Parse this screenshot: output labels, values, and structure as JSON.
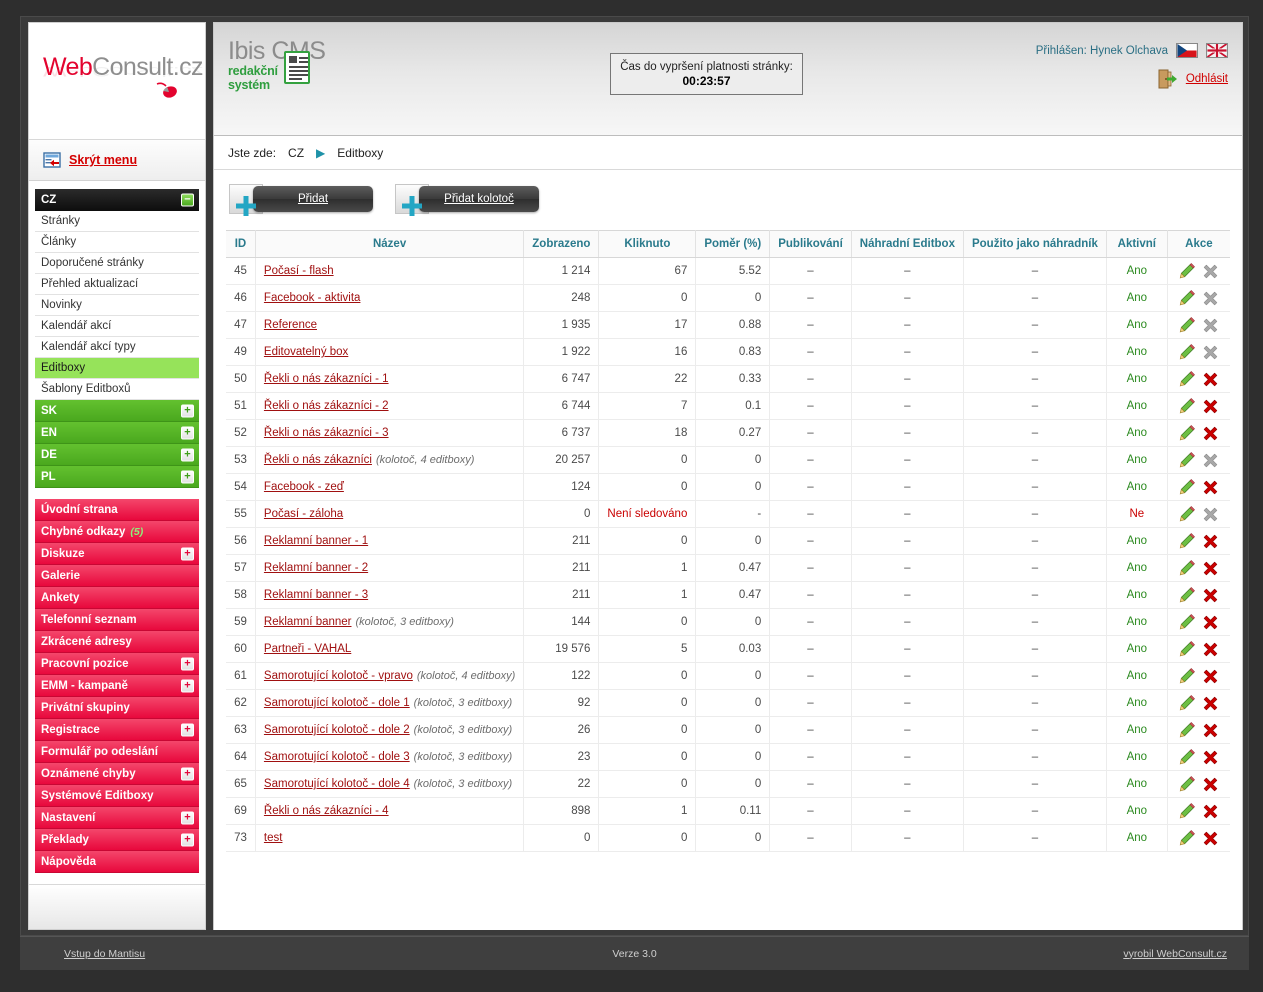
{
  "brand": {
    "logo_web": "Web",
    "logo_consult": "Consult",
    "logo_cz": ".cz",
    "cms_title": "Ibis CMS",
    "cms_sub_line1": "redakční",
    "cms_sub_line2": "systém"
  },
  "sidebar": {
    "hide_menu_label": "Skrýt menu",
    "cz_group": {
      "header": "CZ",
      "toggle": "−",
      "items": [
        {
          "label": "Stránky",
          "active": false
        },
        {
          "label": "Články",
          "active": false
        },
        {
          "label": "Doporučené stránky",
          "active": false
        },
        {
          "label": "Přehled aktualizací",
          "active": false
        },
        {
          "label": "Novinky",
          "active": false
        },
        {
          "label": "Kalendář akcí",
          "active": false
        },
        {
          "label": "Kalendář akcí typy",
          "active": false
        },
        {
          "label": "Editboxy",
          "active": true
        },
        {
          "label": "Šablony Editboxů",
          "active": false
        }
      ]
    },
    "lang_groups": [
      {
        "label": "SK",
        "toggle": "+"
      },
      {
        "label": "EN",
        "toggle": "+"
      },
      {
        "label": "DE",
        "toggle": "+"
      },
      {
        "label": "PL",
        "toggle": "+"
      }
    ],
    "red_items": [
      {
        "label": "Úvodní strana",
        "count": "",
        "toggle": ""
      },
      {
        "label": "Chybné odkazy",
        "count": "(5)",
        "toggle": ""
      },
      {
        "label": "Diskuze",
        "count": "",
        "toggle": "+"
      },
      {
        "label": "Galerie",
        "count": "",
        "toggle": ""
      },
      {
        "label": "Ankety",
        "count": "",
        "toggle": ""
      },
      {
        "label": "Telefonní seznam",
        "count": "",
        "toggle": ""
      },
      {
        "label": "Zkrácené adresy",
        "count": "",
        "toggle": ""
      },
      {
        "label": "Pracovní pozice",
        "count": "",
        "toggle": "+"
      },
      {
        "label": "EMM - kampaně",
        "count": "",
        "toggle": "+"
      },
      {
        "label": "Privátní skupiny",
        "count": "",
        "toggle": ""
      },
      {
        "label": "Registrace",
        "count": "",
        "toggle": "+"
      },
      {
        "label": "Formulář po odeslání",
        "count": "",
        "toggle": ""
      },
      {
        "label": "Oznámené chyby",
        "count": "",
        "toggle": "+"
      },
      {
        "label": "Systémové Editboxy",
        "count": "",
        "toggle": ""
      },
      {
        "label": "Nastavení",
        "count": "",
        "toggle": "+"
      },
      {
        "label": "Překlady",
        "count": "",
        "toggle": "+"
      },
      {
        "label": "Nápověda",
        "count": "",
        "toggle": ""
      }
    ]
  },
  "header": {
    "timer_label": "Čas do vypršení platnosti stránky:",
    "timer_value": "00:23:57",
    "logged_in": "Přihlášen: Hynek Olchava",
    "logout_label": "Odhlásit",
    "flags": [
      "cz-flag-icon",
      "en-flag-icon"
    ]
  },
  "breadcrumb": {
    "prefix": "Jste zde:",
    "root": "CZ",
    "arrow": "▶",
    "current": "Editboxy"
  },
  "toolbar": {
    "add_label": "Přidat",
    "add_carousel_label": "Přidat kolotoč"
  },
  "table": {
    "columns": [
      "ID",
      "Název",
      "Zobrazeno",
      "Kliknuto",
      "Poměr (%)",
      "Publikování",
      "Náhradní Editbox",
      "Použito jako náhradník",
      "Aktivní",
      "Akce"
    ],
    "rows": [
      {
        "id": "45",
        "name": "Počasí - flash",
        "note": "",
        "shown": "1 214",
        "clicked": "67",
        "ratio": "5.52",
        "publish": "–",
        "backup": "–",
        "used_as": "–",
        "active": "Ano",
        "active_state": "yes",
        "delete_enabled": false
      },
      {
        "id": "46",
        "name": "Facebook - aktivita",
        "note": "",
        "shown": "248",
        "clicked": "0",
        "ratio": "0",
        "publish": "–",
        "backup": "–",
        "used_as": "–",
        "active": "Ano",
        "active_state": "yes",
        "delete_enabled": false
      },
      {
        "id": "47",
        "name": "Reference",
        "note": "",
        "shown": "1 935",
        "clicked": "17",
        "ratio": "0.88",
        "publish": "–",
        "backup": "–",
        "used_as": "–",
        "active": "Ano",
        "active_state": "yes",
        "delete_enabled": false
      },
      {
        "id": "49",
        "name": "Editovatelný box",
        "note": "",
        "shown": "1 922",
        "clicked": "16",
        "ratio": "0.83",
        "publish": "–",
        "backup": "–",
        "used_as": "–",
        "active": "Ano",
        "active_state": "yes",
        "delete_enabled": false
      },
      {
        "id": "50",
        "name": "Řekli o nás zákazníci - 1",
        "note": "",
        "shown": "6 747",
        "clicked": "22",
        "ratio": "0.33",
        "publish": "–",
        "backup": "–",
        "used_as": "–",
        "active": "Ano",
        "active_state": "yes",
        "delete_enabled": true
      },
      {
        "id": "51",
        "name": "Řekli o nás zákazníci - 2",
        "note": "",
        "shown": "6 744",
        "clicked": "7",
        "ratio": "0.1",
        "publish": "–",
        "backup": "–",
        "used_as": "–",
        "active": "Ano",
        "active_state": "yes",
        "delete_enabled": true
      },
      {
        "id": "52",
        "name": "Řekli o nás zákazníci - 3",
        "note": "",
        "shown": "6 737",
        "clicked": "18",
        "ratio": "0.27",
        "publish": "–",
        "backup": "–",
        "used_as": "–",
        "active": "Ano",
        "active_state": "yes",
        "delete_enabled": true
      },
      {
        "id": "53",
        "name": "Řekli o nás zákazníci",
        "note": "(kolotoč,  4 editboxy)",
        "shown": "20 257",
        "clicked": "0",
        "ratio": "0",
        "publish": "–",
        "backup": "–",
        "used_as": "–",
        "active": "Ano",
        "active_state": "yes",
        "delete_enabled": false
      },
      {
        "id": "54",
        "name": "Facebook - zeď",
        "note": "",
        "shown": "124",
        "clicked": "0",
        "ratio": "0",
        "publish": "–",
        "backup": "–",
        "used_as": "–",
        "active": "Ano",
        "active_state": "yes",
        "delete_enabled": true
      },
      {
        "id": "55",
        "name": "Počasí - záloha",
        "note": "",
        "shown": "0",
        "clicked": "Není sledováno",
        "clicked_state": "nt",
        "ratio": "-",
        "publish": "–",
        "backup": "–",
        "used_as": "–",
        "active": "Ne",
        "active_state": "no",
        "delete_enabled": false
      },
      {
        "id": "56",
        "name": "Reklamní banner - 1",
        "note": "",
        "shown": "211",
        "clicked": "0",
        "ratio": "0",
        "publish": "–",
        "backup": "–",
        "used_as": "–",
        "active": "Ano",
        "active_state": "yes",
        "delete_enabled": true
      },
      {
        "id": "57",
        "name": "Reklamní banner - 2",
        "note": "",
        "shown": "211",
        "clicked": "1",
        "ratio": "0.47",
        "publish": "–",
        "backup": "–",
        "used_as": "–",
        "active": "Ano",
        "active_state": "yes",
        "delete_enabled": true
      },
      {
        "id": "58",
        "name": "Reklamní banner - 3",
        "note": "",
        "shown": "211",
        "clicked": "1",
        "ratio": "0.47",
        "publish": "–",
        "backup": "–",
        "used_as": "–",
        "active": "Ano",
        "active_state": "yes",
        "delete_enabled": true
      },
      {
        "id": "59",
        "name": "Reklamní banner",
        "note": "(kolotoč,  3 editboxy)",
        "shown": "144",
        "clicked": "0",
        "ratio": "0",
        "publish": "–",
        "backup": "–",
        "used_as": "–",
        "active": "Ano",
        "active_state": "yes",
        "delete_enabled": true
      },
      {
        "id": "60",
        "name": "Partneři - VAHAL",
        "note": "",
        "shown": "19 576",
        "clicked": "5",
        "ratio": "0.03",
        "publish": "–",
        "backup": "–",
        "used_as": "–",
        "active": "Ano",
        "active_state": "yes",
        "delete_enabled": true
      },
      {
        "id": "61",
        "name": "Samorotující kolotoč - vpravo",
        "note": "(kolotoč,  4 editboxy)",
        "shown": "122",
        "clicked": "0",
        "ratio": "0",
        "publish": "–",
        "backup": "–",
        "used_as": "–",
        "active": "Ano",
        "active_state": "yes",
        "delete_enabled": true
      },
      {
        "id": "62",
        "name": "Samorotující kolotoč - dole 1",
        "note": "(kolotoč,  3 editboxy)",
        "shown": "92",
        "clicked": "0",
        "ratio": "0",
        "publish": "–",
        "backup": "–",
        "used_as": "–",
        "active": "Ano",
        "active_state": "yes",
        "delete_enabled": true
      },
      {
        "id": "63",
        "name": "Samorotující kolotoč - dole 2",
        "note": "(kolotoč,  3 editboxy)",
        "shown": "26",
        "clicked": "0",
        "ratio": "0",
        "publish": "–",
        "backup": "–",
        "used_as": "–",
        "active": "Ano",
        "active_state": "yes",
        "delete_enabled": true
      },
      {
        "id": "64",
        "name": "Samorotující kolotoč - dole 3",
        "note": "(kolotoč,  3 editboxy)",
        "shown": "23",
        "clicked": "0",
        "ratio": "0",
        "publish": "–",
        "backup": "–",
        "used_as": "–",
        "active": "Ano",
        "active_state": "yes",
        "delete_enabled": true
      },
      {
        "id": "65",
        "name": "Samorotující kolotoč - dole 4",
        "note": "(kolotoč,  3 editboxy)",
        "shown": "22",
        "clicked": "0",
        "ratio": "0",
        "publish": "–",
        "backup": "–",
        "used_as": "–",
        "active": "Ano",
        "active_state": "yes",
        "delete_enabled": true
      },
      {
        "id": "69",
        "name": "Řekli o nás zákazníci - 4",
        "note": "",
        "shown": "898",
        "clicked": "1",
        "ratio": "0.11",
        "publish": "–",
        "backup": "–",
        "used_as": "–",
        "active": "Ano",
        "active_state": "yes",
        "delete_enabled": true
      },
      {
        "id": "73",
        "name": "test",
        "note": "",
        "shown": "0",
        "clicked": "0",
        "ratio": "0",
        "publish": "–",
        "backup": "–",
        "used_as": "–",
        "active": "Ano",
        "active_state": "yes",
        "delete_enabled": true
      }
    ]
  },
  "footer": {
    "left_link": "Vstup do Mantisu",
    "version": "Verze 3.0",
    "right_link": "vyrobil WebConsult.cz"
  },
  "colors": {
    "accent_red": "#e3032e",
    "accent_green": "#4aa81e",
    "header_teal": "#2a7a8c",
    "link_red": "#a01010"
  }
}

> **The exercise**
Copy out each line of the records where the string "zákazníci" appears.

> **Worked solution**
        "name": "Řekli o nás zákazníci - 1",
        "name": "Řekli o nás zákazníci - 2",
        "name": "Řekli o nás zákazníci - 3",
        "name": "Řekli o nás zákazníci",
        "name": "Řekli o nás zákazníci - 4",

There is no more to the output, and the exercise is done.